> **PROBLEM TO WORK ON**: Give the data below again exactly as it stands. Omit the pictures.

— start —

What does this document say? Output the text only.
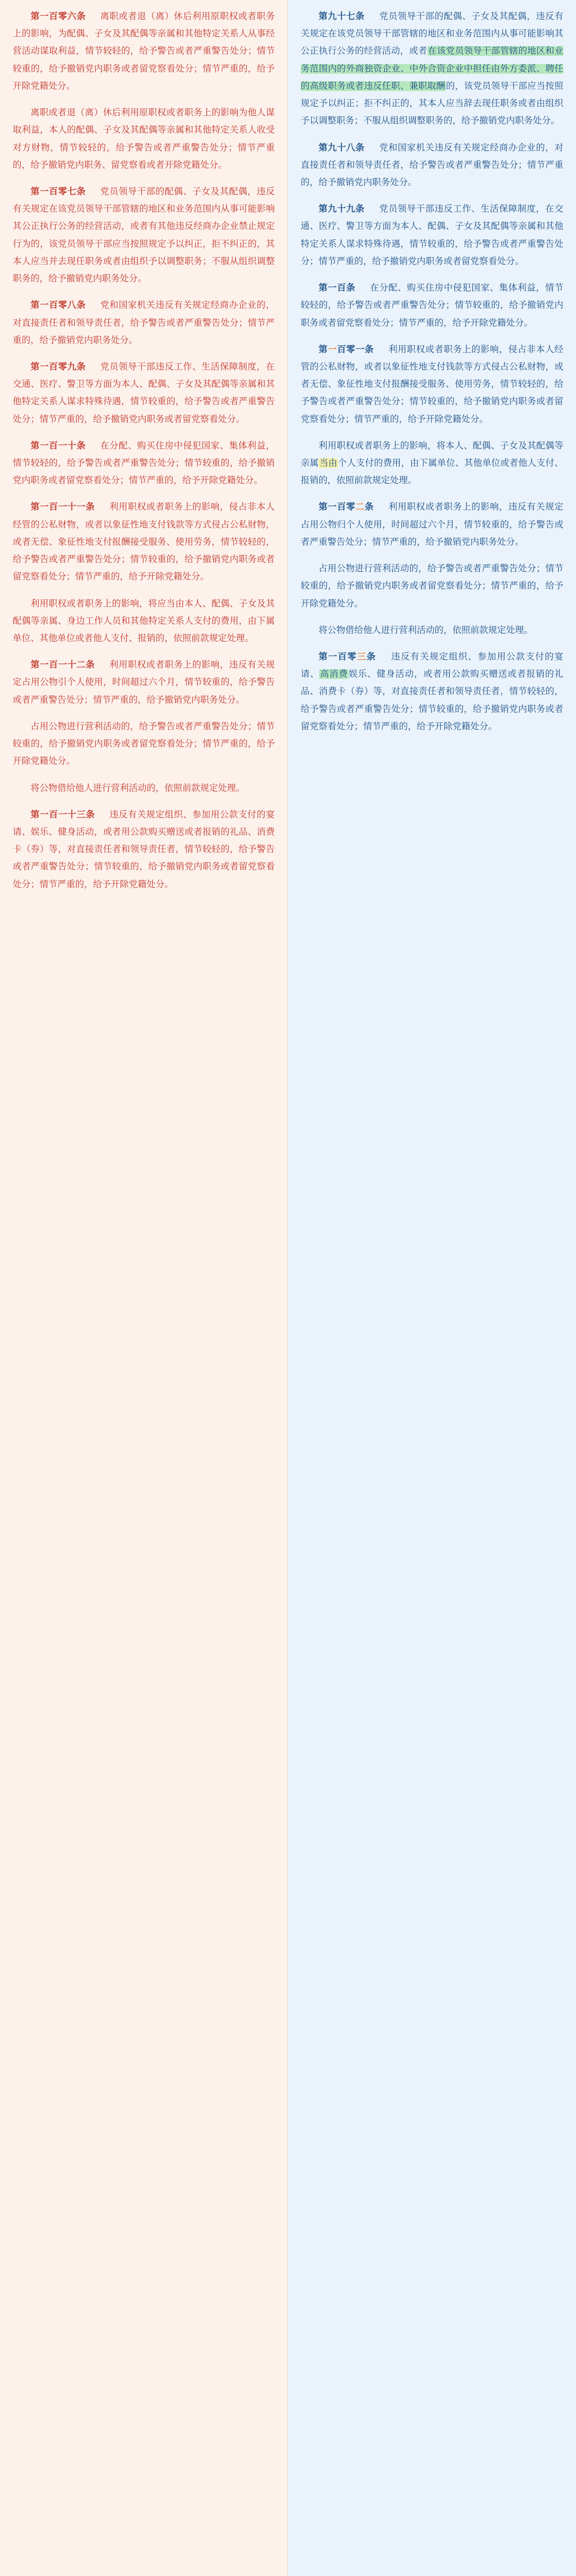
第一百零六条 离职或者退（离）休后利用原职权或者职务上的影响，为配偶、子女及其配偶等亲属和其他特定关系人从事经营活动谋取利益，情节较轻的，给予警告或者严重警告处分；情节较重的，给予撤销党内职务或者留党察看处分；情节严重的，给予开除党籍处分。

离职或者退（离）休后利用原职权或者职务上的影响为他人谋取利益，本人的配偶、子女及其配偶等亲属和其他特定关系人收受对方财物，情节较轻的，给予警告或者严重警告处分；情节严重的，给予撤销党内职务、留党察看或者开除党籍处分。

第一百零七条 党员领导干部的配偶、子女及其配偶，违反有关规定在该党员领导干部管辖的地区和业务范围内从事可能影响其公正执行公务的经营活动，或者有其他违反经商办企业禁止规定行为的，该党员领导干部应当按照规定予以纠正，拒不纠正的，其本人应当并去现任职务或者由组织予以调整职务；不服从组织调整职务的，给予撤销党内职务处分。

第一百零八条 党和国家机关违反有关规定经商办企业的，对直接责任者和领导责任者，给予警告或者严重警告处分；情节严重的，给予撤销党内职务处分。

第一百零九条 党员领导干部违反工作、生活保障制度，在交通、医疗、警卫等方面为本人、配偶、子女及其配偶等亲属和其他特定关系人谋求特殊待遇，情节较重的，给予警告或者严重警告处分；情节严重的，给予撤销党内职务或者留党察看处分。

第一百一十条 在分配、购买住房中侵犯国家、集体利益，情节较轻的，给予警告或者严重警告处分；情节较重的，给予撤销党内职务或者留党察看处分；情节严重的，给予开除党籍处分。

第一百一十一条 利用职权或者职务上的影响，侵占非本人经管的公私财物，或者以象征性地支付钱款等方式侵占公私财物，或者无偿、象征性地支付报酬接受服务、使用劳务，情节较轻的，给予警告或者严重警告处分；情节较重的，给予撤销党内职务或者留党察看处分；情节严重的，给予开除党籍处分。

利用职权或者职务上的影响，将应当由本人、配偶、子女及其配偶等亲属、身边工作人员和其他特定关系人支付的费用，由下属单位、其他单位或者他人支付、报销的，依照前款规定处理。

第一百一十二条 利用职权或者职务上的影响，违反有关规定占用公物引个人使用，时间超过六个月，情节较重的，给予警告或者严重警告处分；情节严重的，给予撤销党内职务处分。

占用公物进行营利活动的，给予警告或者严重警告处分；情节较重的，给予撤销党内职务或者留党察看处分；情节严重的，给予开除党籍处分。

将公物借给他人进行营利活动的，依照前款规定处理。

第一百一十三条 违反有关规定组织、参加用公款支付的宴请、娱乐、健身活动，或者用公款购买赠送或者报销的礼品、消费卡（券）等，对直接责任者和领导责任者，情节较轻的，给予警告或者严重警告处分；情节较重的，给予撤销党内职务或者留党察看处分；情节严重的，给予开除党籍处分。

第九十七条 党员领导干部的配偶、子女及其配偶，违反有关规定在该党员领导干部管辖的地区和业务范围内从事可能影响其公正执行公务的经营活动，或者在该党员领导干部管辖的地区和业务范围内的外商独资企业、中外合资企业中担任由外方委派、聘任的高级职务或者违反任职、兼职取酬的，该党员领导干部应当按照规定予以纠正；拒不纠正的，其本人应当辞去现任职务或者由组织予以调整职务；不服从组织调整职务的，给予撤销党内职务处分。

第九十八条 党和国家机关违反有关规定经商办企业的，对直接责任者和领导责任者，给予警告或者严重警告处分；情节严重的，给予撤销党内职务处分。

第九十九条 党员领导干部违反工作、生活保障制度，在交通、医疗、警卫等方面为本人、配偶、子女及其配偶等亲属和其他特定关系人谋求特殊待遇，情节较重的，给予警告或者严重警告处分；情节严重的，给予撤销党内职务或者留党察看处分。

第一百条 在分配、购买住房中侵犯国家、集体利益，情节较轻的，给予警告或者严重警告处分；情节较重的，给予撤销党内职务或者留党察看处分；情节严重的，给予开除党籍处分。

第一百零一条 利用职权或者职务上的影响，侵占非本人经管的公私财物，或者以象征性地支付钱款等方式侵占公私财物，或者无偿、象征性地支付报酬接受服务、使用劳务，情节较轻的，给予警告或者严重警告处分；情节较重的，给予撤销党内职务或者留党察看处分；情节严重的，给予开除党籍处分。

利用职权或者职务上的影响，将本人、配偶、子女及其配偶等亲属当由个人支付的费用，由下属单位、其他单位或者他人支付、报销的，依照前款规定处理。

第一百零二条 利用职权或者职务上的影响，违反有关规定占用公物归个人使用，时间超过六个月，情节较重的，给予警告或者严重警告处分；情节严重的，给予撤销党内职务处分。

占用公物进行营利活动的，给予警告或者严重警告处分；情节较重的，给予撤销党内职务或者留党察看处分；情节严重的，给予开除党籍处分。

将公物借给他人进行营利活动的，依照前款规定处理。

第一百零三条 违反有关规定组织、参加用公款支付的宴请、高消费娱乐、健身活动，或者用公款购买赠送或者报销的礼品、消费卡（券）等，对直接责任者和领导责任者，情节较轻的，给予警告或者严重警告处分；情节较重的，给予撤销党内职务或者留党察看处分；情节严重的，给予开除党籍处分。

— end —

> **ANSWER FOR THIS EXERCISE**:
What does this document say? Output the text only.
第一百零六条 离职或者退（离）休后利用原职权或者职务上的影响，为配偶、子女及其配偶等亲属和其他特定关系人从事经营活动谋取利益，情节较轻的，给予警告或者严重警告处分；情节较重的，给予撤销党内职务或者留党察看处分；情节严重的，给予开除党籍处分。

离职或者退（离）休后利用原职权或者职务上的影响为他人谋取利益，本人的配偶、子女及其配偶等亲属和其他特定关系人收受对方财物，情节较轻的，给予警告或者严重警告处分；情节严重的，给予撤销党内职务、留党察看或者开除党籍处分。

第一百零七条 党员领导干部的配偶、子女及其配偶，违反有关规定在该党员领导干部管辖的地区和业务范围内从事可能影响其公正执行公务的经营活动，或者有其他违反经商办企业禁止规定行为的，该党员领导干部应当按照规定予以纠正，拒不纠正的，其本人应当并去现任职务或者由组织予以调整职务；不服从组织调整职务的，给予撤销党内职务处分。

第一百零八条 党和国家机关违反有关规定经商办企业的，对直接责任者和领导责任者，给予警告或者严重警告处分；情节严重的，给予撤销党内职务处分。

第一百零九条 党员领导干部违反工作、生活保障制度，在交通、医疗、警卫等方面为本人、配偶、子女及其配偶等亲属和其他特定关系人谋求特殊待遇，情节较重的，给予警告或者严重警告处分；情节严重的，给予撤销党内职务或者留党察看处分。

第一百一十条 在分配、购买住房中侵犯国家、集体利益，情节较轻的，给予警告或者严重警告处分；情节较重的，给予撤销党内职务或者留党察看处分；情节严重的，给予开除党籍处分。

第一百一十一条 利用职权或者职务上的影响，侵占非本人经管的公私财物，或者以象征性地支付钱款等方式侵占公私财物，或者无偿、象征性地支付报酬接受服务、使用劳务，情节较轻的，给予警告或者严重警告处分；情节较重的，给予撤销党内职务或者留党察看处分；情节严重的，给予开除党籍处分。

利用职权或者职务上的影响，将应当由本人、配偶、子女及其配偶等亲属、身边工作人员和其他特定关系人支付的费用，由下属单位、其他单位或者他人支付、报销的，依照前款规定处理。

第一百一十二条 利用职权或者职务上的影响，违反有关规定占用公物引个人使用，时间超过六个月，情节较重的，给予警告或者严重警告处分；情节严重的，给予撤销党内职务处分。

占用公物进行营利活动的，给予警告或者严重警告处分；情节较重的，给予撤销党内职务或者留党察看处分；情节严重的，给予开除党籍处分。

将公物借给他人进行营利活动的，依照前款规定处理。

第一百一十三条 违反有关规定组织、参加用公款支付的宴请、娱乐、健身活动，或者用公款购买赠送或者报销的礼品、消费卡（券）等，对直接责任者和领导责任者，情节较轻的，给予警告或者严重警告处分；情节较重的，给予撤销党内职务或者留党察看处分；情节严重的，给予开除党籍处分。

第九十七条 党员领导干部的配偶、子女及其配偶，违反有关规定在该党员领导干部管辖的地区和业务范围内从事可能影响其公正执行公务的经营活动，或者在该党员领导干部管辖的地区和业务范围内的外商独资企业、中外合资企业中担任由外方委派、聘任的高级职务或者违反任职、兼职取酬的，该党员领导干部应当按照规定予以纠正；拒不纠正的，其本人应当辞去现任职务或者由组织予以调整职务；不服从组织调整职务的，给予撤销党内职务处分。

第九十八条 党和国家机关违反有关规定经商办企业的，对直接责任者和领导责任者，给予警告或者严重警告处分；情节严重的，给予撤销党内职务处分。

第九十九条 党员领导干部违反工作、生活保障制度，在交通、医疗、警卫等方面为本人、配偶、子女及其配偶等亲属和其他特定关系人谋求特殊待遇，情节较重的，给予警告或者严重警告处分；情节严重的，给予撤销党内职务或者留党察看处分。

第一百条 在分配、购买住房中侵犯国家、集体利益，情节较轻的，给予警告或者严重警告处分；情节较重的，给予撤销党内职务或者留党察看处分；情节严重的，给予开除党籍处分。

第一百零一条 利用职权或者职务上的影响，侵占非本人经管的公私财物，或者以象征性地支付钱款等方式侵占公私财物，或者无偿、象征性地支付报酬接受服务、使用劳务，情节较轻的，给予警告或者严重警告处分；情节较重的，给予撤销党内职务或者留党察看处分；情节严重的，给予开除党籍处分。

利用职权或者职务上的影响，将本人、配偶、子女及其配偶等亲属当由个人支付的费用，由下属单位、其他单位或者他人支付、报销的，依照前款规定处理。

第一百零二条 利用职权或者职务上的影响，违反有关规定占用公物归个人使用，时间超过六个月，情节较重的，给予警告或者严重警告处分；情节严重的，给予撤销党内职务处分。

占用公物进行营利活动的，给予警告或者严重警告处分；情节较重的，给予撤销党内职务或者留党察看处分；情节严重的，给予开除党籍处分。

将公物借给他人进行营利活动的，依照前款规定处理。

第一百零三条 违反有关规定组织、参加用公款支付的宴请、高消费娱乐、健身活动，或者用公款购买赠送或者报销的礼品、消费卡（券）等，对直接责任者和领导责任者，情节较轻的，给予警告或者严重警告处分；情节较重的，给予撤销党内职务或者留党察看处分；情节严重的，给予开除党籍处分。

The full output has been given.